WRITTEN TASK - Return each line that holds the word "Pythia".

MATERIAL PROVIDED -
◆ ◆ ◆ ◆ ◆ ◆ ◆
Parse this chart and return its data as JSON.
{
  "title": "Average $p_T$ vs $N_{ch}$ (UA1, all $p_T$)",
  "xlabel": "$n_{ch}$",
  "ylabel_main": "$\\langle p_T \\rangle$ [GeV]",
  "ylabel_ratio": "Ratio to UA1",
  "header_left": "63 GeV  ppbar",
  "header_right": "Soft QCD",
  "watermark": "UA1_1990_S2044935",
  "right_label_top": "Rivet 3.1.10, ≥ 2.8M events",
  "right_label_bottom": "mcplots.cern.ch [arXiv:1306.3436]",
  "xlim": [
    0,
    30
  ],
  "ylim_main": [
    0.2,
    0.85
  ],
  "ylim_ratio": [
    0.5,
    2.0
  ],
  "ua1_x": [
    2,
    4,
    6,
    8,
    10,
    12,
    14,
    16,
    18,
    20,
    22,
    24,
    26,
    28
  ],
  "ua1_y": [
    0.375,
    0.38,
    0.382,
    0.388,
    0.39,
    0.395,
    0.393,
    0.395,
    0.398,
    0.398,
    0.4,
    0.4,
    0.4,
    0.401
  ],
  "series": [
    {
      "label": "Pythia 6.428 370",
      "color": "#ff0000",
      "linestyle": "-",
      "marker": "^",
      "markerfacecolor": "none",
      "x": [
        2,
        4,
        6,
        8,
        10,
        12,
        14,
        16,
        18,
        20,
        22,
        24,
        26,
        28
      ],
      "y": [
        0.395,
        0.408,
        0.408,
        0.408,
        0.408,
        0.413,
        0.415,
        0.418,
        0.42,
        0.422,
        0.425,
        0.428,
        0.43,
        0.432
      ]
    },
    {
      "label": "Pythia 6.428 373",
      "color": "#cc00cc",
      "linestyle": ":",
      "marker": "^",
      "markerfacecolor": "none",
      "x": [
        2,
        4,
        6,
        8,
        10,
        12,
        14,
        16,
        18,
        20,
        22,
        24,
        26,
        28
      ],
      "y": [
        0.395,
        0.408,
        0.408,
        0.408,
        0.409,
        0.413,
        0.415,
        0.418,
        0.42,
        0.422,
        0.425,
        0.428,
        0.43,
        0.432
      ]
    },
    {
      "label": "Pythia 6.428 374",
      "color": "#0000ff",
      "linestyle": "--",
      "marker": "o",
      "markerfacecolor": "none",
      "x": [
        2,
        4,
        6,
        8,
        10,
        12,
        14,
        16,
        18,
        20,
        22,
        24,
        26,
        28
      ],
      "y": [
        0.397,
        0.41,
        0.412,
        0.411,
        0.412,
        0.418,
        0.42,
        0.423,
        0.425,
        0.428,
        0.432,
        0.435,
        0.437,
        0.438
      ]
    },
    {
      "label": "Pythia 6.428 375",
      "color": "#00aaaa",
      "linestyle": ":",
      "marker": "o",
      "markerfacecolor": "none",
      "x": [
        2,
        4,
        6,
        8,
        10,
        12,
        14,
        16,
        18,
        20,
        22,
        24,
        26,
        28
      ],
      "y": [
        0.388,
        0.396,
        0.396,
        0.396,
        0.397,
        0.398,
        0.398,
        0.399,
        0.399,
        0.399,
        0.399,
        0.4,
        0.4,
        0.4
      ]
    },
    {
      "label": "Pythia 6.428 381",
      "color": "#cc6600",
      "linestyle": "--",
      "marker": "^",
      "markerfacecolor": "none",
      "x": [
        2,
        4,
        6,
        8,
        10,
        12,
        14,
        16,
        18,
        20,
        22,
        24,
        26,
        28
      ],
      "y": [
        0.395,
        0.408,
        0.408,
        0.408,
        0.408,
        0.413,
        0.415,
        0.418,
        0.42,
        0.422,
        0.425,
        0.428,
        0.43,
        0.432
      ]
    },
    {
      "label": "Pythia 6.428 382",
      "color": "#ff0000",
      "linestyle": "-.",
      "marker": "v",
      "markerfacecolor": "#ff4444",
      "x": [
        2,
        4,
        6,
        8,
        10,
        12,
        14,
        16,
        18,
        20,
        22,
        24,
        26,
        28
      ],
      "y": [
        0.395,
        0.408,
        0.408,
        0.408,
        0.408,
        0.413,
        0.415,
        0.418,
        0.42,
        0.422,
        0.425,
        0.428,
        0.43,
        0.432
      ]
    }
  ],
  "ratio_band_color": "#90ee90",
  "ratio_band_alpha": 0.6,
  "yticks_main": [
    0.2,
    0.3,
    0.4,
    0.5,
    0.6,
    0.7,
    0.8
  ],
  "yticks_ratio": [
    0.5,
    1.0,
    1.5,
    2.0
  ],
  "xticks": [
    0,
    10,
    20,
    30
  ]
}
◆ ◆ ◆ ◆ ◆ ◆ ◆
OUTPUT OF THE EXERCISE -
      "label": "Pythia 6.428 370",
      "label": "Pythia 6.428 373",
      "label": "Pythia 6.428 374",
      "label": "Pythia 6.428 375",
      "label": "Pythia 6.428 381",
      "label": "Pythia 6.428 382",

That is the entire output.